» **What is required**
Write out exactly the lines between the line containing "Transcribe the text in this document." and the end of the records, counting both ends, and leave out all pictures.

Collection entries
:::

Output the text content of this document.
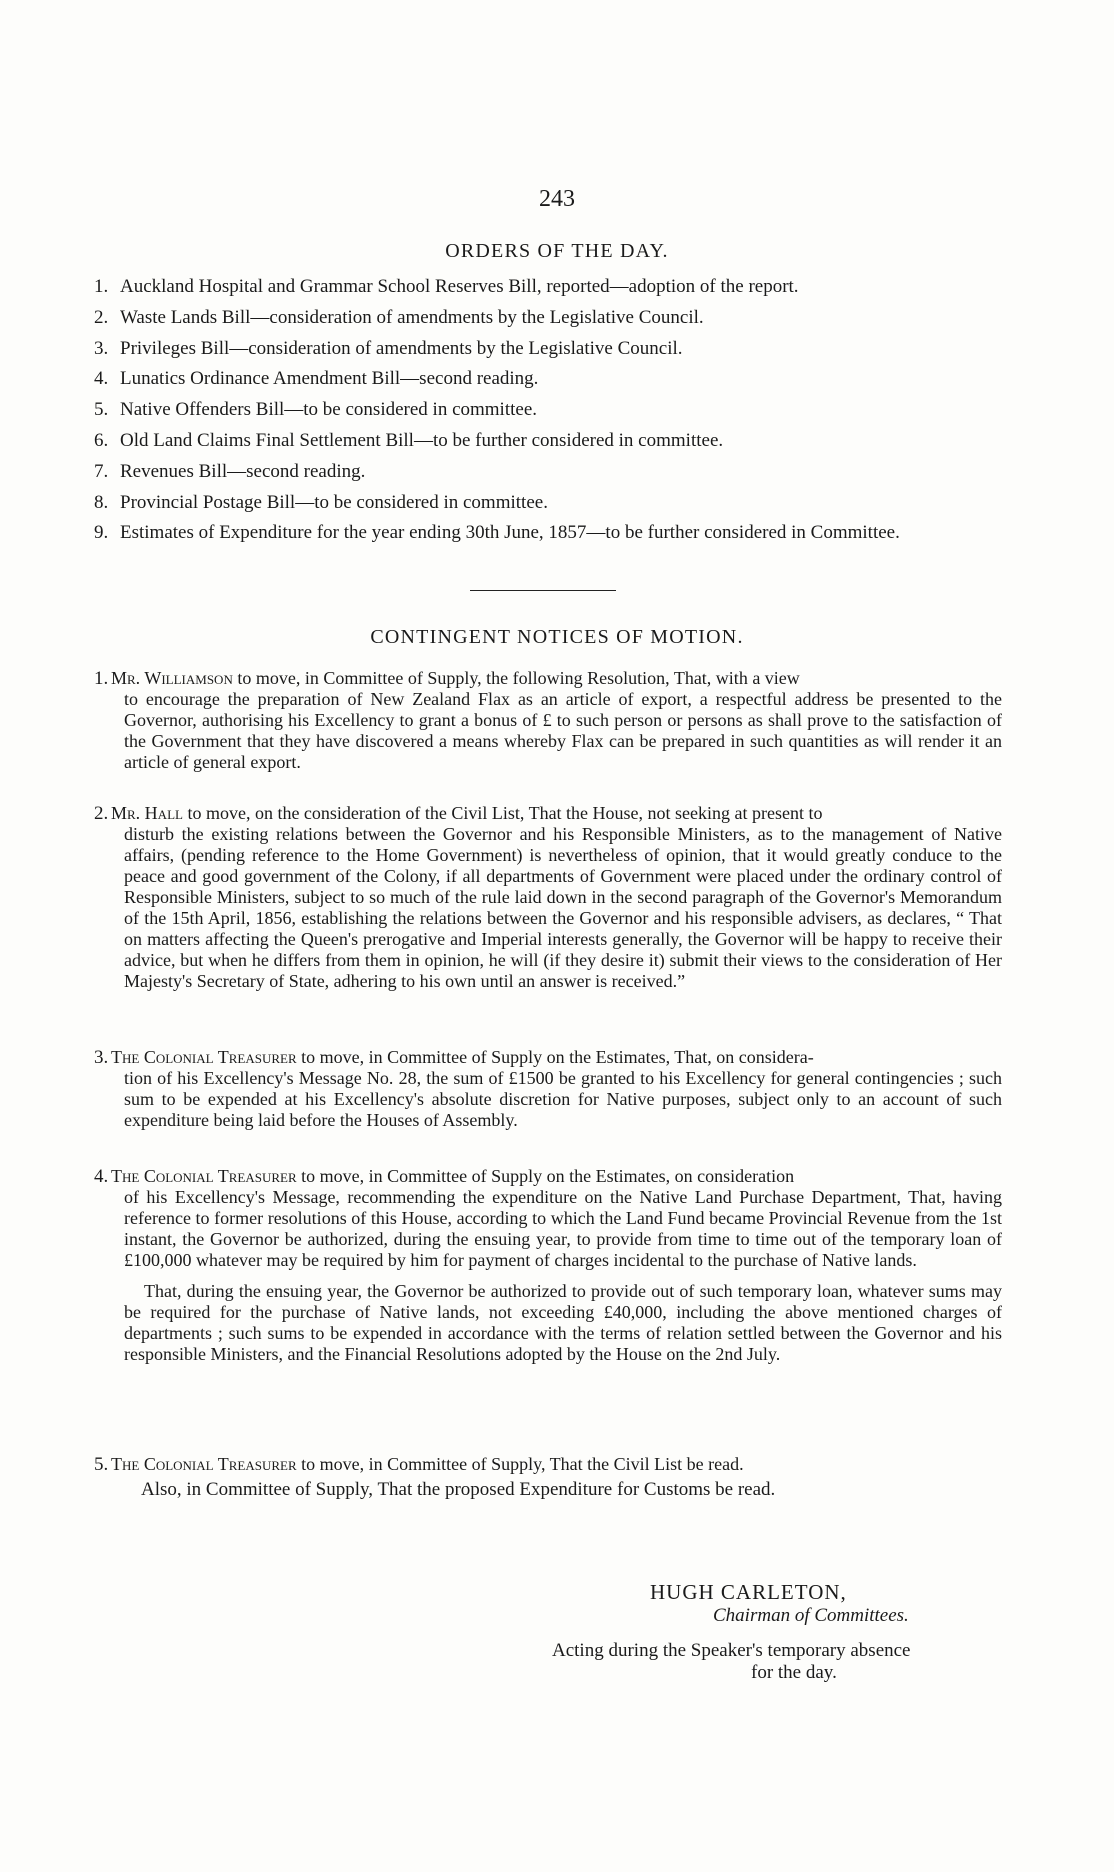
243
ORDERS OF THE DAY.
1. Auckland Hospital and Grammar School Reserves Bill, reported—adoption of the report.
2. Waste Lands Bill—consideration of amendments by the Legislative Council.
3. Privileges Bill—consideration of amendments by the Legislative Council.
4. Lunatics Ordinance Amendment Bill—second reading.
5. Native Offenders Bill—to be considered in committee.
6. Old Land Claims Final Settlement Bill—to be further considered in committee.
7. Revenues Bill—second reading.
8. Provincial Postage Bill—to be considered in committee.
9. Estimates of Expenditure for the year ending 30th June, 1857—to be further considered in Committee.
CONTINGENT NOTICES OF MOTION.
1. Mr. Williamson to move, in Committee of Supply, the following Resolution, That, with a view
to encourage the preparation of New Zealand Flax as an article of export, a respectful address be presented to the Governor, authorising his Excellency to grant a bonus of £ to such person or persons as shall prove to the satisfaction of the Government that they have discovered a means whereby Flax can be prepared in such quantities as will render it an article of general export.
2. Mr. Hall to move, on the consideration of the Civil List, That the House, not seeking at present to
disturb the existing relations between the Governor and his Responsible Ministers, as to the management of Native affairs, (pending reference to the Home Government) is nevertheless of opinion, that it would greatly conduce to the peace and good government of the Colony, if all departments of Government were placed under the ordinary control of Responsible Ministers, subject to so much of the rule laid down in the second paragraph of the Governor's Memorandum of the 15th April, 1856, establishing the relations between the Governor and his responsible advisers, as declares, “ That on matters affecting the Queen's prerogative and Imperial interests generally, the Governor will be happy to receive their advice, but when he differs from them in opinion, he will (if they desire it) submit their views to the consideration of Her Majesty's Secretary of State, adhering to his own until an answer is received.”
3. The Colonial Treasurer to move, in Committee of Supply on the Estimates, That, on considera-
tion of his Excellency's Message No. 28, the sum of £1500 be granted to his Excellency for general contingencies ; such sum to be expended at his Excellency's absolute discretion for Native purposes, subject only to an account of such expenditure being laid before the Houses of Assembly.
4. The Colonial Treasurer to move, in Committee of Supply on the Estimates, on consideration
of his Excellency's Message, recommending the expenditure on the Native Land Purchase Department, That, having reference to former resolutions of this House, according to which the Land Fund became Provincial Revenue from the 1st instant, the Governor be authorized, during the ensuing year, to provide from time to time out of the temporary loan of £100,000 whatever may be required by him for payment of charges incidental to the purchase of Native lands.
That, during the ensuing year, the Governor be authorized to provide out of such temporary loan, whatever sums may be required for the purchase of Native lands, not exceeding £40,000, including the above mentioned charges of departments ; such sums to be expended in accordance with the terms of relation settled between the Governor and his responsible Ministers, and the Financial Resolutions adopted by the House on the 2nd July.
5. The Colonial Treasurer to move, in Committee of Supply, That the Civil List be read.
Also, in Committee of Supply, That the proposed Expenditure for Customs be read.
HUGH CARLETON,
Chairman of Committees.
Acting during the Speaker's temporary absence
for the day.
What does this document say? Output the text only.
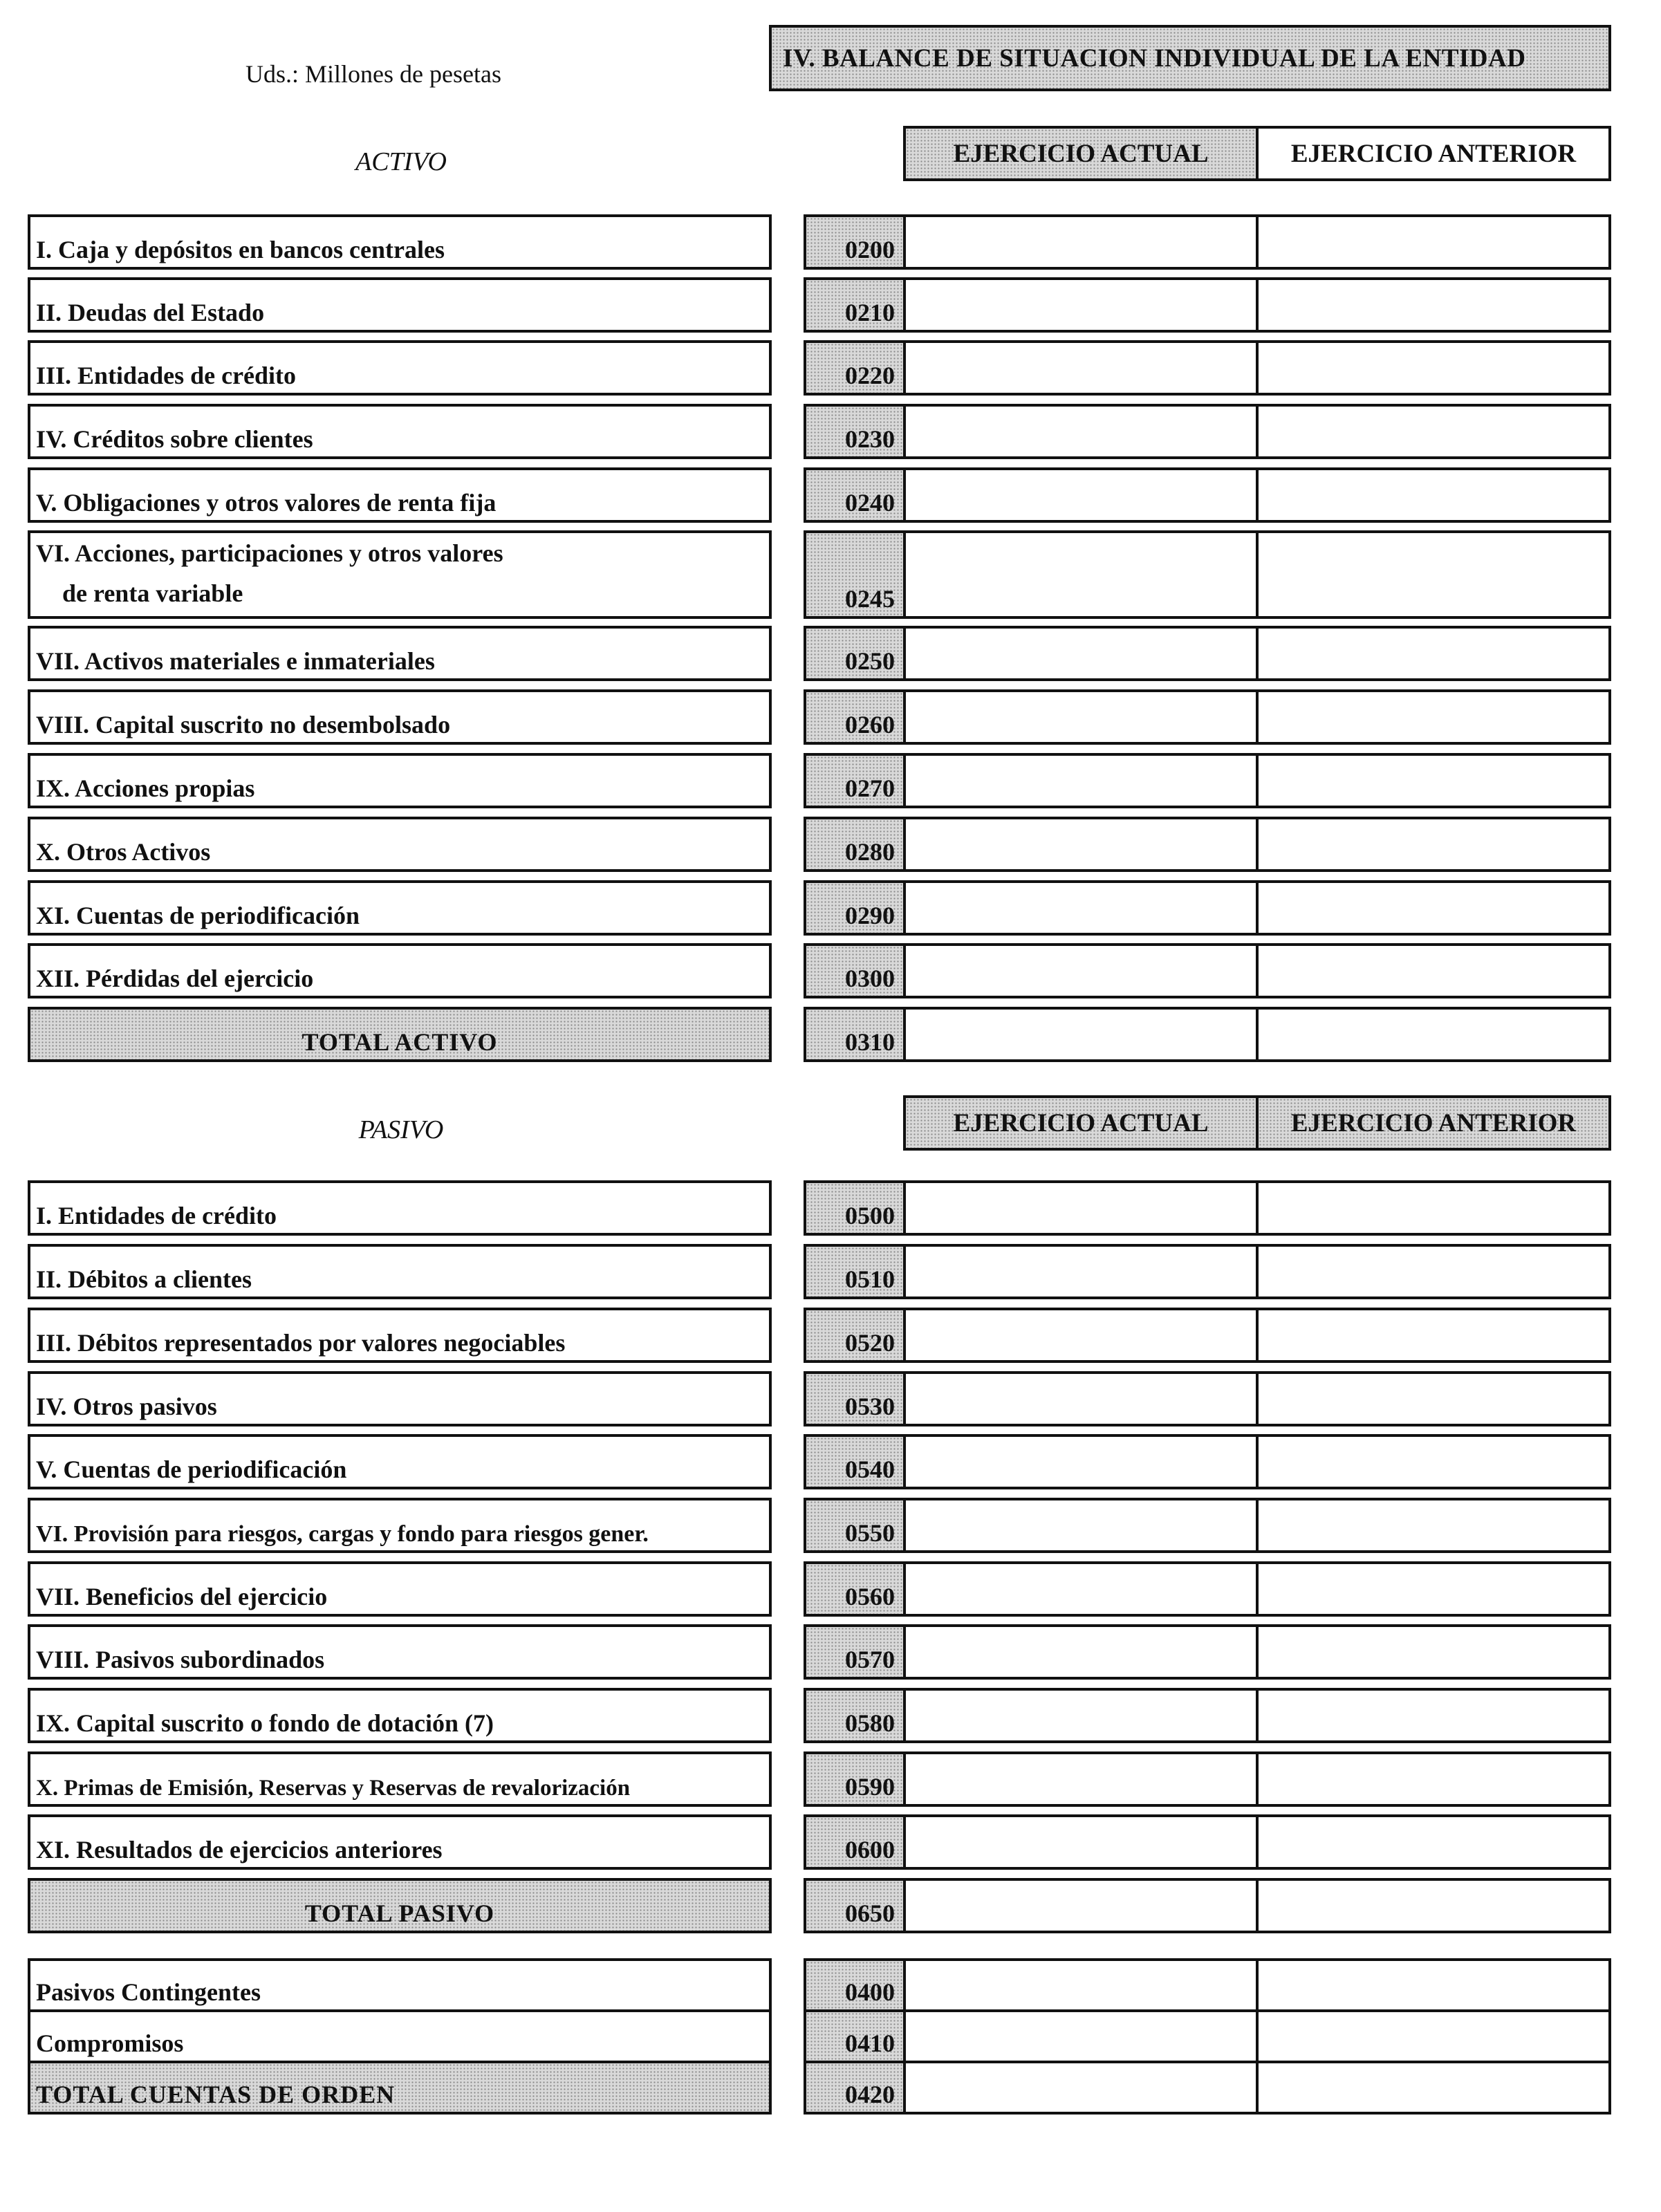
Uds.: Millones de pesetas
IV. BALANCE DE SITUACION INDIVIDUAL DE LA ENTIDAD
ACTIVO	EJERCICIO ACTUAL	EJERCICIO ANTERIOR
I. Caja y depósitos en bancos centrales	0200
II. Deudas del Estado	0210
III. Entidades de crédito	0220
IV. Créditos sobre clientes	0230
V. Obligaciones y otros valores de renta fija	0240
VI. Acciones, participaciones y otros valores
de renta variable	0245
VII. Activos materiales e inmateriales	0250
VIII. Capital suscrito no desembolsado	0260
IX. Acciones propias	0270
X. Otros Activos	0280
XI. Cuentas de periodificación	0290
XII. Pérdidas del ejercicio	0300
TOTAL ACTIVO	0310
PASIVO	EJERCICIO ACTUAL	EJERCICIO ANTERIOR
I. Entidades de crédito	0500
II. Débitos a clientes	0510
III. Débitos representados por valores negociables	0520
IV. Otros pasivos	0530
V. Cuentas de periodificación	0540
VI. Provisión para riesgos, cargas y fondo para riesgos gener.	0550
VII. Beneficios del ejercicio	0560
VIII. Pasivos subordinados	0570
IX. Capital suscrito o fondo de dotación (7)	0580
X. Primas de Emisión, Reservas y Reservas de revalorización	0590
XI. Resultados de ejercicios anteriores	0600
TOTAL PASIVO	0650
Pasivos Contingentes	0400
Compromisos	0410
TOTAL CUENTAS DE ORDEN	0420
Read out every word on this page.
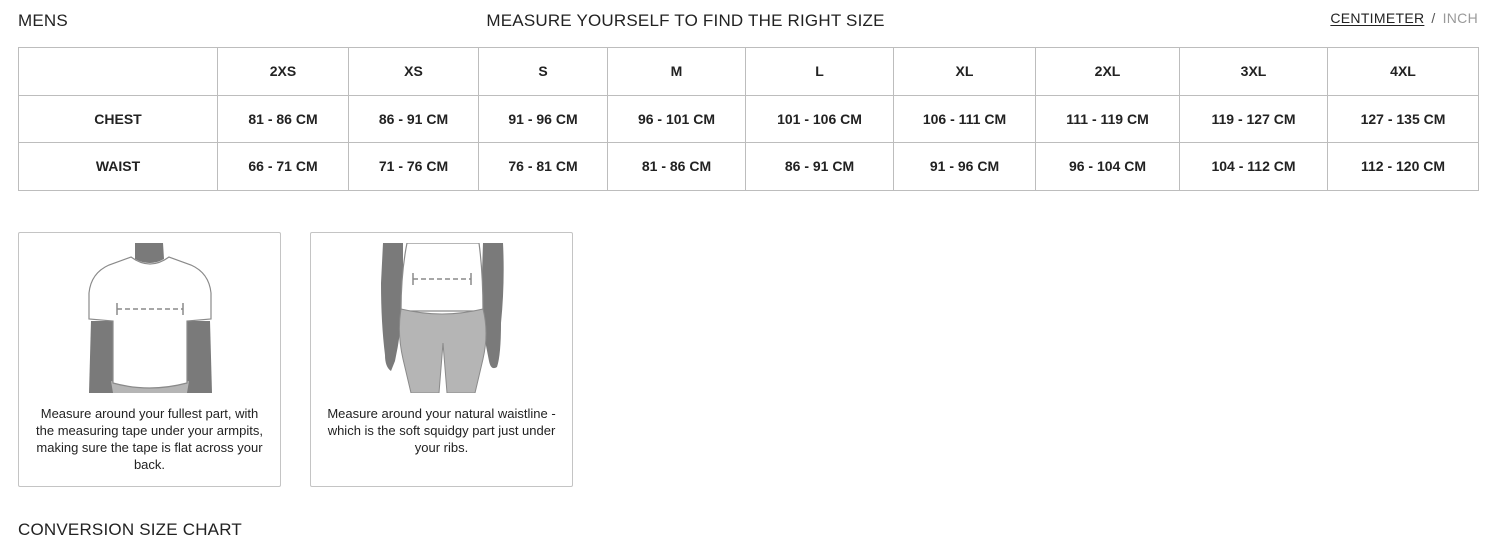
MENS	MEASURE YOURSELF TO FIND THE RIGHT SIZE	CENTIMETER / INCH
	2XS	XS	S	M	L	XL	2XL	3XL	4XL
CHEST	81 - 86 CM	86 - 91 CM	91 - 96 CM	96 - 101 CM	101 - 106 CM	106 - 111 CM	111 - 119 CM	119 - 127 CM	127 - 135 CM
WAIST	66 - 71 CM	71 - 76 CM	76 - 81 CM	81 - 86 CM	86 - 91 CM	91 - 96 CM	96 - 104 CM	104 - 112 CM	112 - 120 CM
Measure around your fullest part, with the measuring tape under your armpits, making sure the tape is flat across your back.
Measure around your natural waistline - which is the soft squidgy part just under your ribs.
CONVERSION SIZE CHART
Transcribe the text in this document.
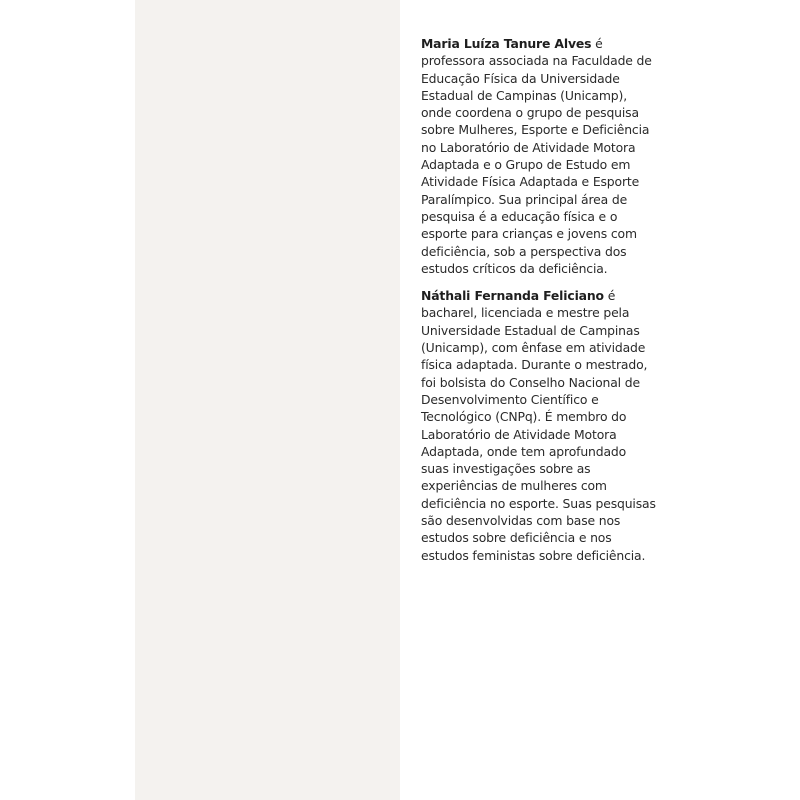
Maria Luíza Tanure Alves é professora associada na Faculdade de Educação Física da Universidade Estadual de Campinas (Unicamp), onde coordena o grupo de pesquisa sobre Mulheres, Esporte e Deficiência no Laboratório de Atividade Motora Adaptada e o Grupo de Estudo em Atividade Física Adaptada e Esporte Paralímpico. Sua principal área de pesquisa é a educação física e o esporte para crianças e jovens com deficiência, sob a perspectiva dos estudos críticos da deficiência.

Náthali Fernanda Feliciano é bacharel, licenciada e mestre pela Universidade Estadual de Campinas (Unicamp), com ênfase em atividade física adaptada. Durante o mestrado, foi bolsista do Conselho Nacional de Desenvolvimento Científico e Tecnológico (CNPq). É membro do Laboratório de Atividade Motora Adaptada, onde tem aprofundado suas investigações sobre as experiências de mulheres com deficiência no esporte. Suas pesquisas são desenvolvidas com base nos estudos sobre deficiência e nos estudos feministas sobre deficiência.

:::

» **Exercise response**
Transcribe the text in this document.
Maria Luíza Tanure Alves é professora associada na Faculdade de Educação Física da Universidade Estadual de Campinas (Unicamp), onde coordena o grupo de pesquisa sobre Mulheres, Esporte e Deficiência no Laboratório de Atividade Motora Adaptada e o Grupo de Estudo em Atividade Física Adaptada e Esporte Paralímpico. Sua principal área de pesquisa é a educação física e o esporte para crianças e jovens com deficiência, sob a perspectiva dos estudos críticos da deficiência.

Náthali Fernanda Feliciano é bacharel, licenciada e mestre pela Universidade Estadual de Campinas (Unicamp), com ênfase em atividade física adaptada. Durante o mestrado, foi bolsista do Conselho Nacional de Desenvolvimento Científico e Tecnológico (CNPq). É membro do Laboratório de Atividade Motora Adaptada, onde tem aprofundado suas investigações sobre as experiências de mulheres com deficiência no esporte. Suas pesquisas são desenvolvidas com base nos estudos sobre deficiência e nos estudos feministas sobre deficiência.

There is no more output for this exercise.